## Work required:
Go through the listing and write out all of it exactly.

☆ ☆ ☆ ☆

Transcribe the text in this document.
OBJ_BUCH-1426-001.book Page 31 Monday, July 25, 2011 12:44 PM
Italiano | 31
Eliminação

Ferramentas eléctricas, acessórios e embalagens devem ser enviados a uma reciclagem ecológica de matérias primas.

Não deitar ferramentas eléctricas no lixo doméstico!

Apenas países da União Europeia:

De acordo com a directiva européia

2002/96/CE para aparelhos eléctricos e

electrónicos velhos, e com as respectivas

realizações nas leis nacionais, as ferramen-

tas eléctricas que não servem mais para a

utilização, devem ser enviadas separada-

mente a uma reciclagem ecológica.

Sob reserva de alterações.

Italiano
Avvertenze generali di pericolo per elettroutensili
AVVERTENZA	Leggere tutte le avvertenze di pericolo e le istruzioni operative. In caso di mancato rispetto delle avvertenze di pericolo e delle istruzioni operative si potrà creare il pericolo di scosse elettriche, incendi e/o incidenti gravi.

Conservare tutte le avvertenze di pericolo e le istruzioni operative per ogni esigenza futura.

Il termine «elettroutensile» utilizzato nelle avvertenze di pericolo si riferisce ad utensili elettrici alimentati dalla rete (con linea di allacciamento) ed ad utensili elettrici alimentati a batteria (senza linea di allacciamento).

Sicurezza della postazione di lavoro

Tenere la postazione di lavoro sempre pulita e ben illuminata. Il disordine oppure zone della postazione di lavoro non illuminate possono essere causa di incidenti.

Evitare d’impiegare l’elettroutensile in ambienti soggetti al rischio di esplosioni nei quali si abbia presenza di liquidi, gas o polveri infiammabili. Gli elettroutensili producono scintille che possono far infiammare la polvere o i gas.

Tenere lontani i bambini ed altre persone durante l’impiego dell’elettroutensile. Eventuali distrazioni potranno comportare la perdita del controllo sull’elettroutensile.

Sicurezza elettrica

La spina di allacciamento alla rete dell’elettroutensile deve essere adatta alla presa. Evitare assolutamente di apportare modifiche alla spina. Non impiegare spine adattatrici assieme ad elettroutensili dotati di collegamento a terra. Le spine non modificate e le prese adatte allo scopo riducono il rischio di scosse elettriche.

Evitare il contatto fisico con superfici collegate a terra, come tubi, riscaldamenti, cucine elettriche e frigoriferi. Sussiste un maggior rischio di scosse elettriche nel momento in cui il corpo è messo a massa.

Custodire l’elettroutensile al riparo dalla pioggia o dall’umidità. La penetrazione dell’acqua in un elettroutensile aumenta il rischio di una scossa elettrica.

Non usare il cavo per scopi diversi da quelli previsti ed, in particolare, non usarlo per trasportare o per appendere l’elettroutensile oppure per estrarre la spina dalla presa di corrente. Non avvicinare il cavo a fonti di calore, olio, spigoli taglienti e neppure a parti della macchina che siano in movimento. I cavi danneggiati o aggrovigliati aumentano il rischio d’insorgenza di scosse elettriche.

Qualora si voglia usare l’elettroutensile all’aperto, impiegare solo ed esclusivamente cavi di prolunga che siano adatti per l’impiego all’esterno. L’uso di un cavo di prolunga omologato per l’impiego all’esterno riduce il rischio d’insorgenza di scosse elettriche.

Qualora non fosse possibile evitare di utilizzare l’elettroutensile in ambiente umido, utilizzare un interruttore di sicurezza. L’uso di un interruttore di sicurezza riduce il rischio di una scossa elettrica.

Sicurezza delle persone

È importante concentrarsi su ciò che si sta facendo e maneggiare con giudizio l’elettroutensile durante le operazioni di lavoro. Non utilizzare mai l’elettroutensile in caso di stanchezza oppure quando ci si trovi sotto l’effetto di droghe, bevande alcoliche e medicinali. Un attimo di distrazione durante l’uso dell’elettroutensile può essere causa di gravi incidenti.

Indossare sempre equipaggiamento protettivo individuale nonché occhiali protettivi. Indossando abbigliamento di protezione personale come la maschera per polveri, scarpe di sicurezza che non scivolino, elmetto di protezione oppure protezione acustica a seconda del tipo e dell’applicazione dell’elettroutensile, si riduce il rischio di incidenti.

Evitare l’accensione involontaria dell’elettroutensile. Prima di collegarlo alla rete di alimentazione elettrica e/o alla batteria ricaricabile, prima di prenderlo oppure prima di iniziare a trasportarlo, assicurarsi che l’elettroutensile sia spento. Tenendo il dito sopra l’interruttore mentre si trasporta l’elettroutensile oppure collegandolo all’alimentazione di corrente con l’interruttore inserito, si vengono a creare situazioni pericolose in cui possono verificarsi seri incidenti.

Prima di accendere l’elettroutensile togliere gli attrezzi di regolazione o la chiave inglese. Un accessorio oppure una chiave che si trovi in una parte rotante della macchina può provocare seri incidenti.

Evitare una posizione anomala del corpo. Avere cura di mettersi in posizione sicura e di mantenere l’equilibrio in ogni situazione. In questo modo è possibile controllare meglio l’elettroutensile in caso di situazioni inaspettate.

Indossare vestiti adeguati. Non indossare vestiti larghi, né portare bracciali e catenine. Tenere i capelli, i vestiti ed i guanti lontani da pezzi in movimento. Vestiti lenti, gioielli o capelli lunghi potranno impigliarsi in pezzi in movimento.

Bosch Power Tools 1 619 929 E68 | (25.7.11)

☆ ☆ ☆ ☆

## Solution for this problem:
Transcribe the text in this document.
OBJ_BUCH-1426-001.book Page 31 Monday, July 25, 2011 12:44 PM
Italiano | 31
Eliminação

Ferramentas eléctricas, acessórios e embalagens devem ser enviados a uma reciclagem ecológica de matérias primas.

Não deitar ferramentas eléctricas no lixo doméstico!

Apenas países da União Europeia:

De acordo com a directiva européia

2002/96/CE para aparelhos eléctricos e

electrónicos velhos, e com as respectivas

realizações nas leis nacionais, as ferramen-

tas eléctricas que não servem mais para a

utilização, devem ser enviadas separada-

mente a uma reciclagem ecológica.

Sob reserva de alterações.

Italiano
Avvertenze generali di pericolo per elettroutensili
AVVERTENZA	Leggere tutte le avvertenze di pericolo e le istruzioni operative. In caso di mancato rispetto delle avvertenze di pericolo e delle istruzioni operative si potrà creare il pericolo di scosse elettriche, incendi e/o incidenti gravi.

Conservare tutte le avvertenze di pericolo e le istruzioni operative per ogni esigenza futura.

Il termine «elettroutensile» utilizzato nelle avvertenze di pericolo si riferisce ad utensili elettrici alimentati dalla rete (con linea di allacciamento) ed ad utensili elettrici alimentati a batteria (senza linea di allacciamento).

Sicurezza della postazione di lavoro

Tenere la postazione di lavoro sempre pulita e ben illuminata. Il disordine oppure zone della postazione di lavoro non illuminate possono essere causa di incidenti.

Evitare d’impiegare l’elettroutensile in ambienti soggetti al rischio di esplosioni nei quali si abbia presenza di liquidi, gas o polveri infiammabili. Gli elettroutensili producono scintille che possono far infiammare la polvere o i gas.

Tenere lontani i bambini ed altre persone durante l’impiego dell’elettroutensile. Eventuali distrazioni potranno comportare la perdita del controllo sull’elettroutensile.

Sicurezza elettrica

La spina di allacciamento alla rete dell’elettroutensile deve essere adatta alla presa. Evitare assolutamente di apportare modifiche alla spina. Non impiegare spine adattatrici assieme ad elettroutensili dotati di collegamento a terra. Le spine non modificate e le prese adatte allo scopo riducono il rischio di scosse elettriche.

Evitare il contatto fisico con superfici collegate a terra, come tubi, riscaldamenti, cucine elettriche e frigoriferi. Sussiste un maggior rischio di scosse elettriche nel momento in cui il corpo è messo a massa.

Custodire l’elettroutensile al riparo dalla pioggia o dall’umidità. La penetrazione dell’acqua in un elettroutensile aumenta il rischio di una scossa elettrica.

Non usare il cavo per scopi diversi da quelli previsti ed, in particolare, non usarlo per trasportare o per appendere l’elettroutensile oppure per estrarre la spina dalla presa di corrente. Non avvicinare il cavo a fonti di calore, olio, spigoli taglienti e neppure a parti della macchina che siano in movimento. I cavi danneggiati o aggrovigliati aumentano il rischio d’insorgenza di scosse elettriche.

Qualora si voglia usare l’elettroutensile all’aperto, impiegare solo ed esclusivamente cavi di prolunga che siano adatti per l’impiego all’esterno. L’uso di un cavo di prolunga omologato per l’impiego all’esterno riduce il rischio d’insorgenza di scosse elettriche.

Qualora non fosse possibile evitare di utilizzare l’elettroutensile in ambiente umido, utilizzare un interruttore di sicurezza. L’uso di un interruttore di sicurezza riduce il rischio di una scossa elettrica.

Sicurezza delle persone

È importante concentrarsi su ciò che si sta facendo e maneggiare con giudizio l’elettroutensile durante le operazioni di lavoro. Non utilizzare mai l’elettroutensile in caso di stanchezza oppure quando ci si trovi sotto l’effetto di droghe, bevande alcoliche e medicinali. Un attimo di distrazione durante l’uso dell’elettroutensile può essere causa di gravi incidenti.

Indossare sempre equipaggiamento protettivo individuale nonché occhiali protettivi. Indossando abbigliamento di protezione personale come la maschera per polveri, scarpe di sicurezza che non scivolino, elmetto di protezione oppure protezione acustica a seconda del tipo e dell’applicazione dell’elettroutensile, si riduce il rischio di incidenti.

Evitare l’accensione involontaria dell’elettroutensile. Prima di collegarlo alla rete di alimentazione elettrica e/o alla batteria ricaricabile, prima di prenderlo oppure prima di iniziare a trasportarlo, assicurarsi che l’elettroutensile sia spento. Tenendo il dito sopra l’interruttore mentre si trasporta l’elettroutensile oppure collegandolo all’alimentazione di corrente con l’interruttore inserito, si vengono a creare situazioni pericolose in cui possono verificarsi seri incidenti.

Prima di accendere l’elettroutensile togliere gli attrezzi di regolazione o la chiave inglese. Un accessorio oppure una chiave che si trovi in una parte rotante della macchina può provocare seri incidenti.

Evitare una posizione anomala del corpo. Avere cura di mettersi in posizione sicura e di mantenere l’equilibrio in ogni situazione. In questo modo è possibile controllare meglio l’elettroutensile in caso di situazioni inaspettate.

Indossare vestiti adeguati. Non indossare vestiti larghi, né portare bracciali e catenine. Tenere i capelli, i vestiti ed i guanti lontani da pezzi in movimento. Vestiti lenti, gioielli o capelli lunghi potranno impigliarsi in pezzi in movimento.

Bosch Power Tools 1 619 929 E68 | (25.7.11)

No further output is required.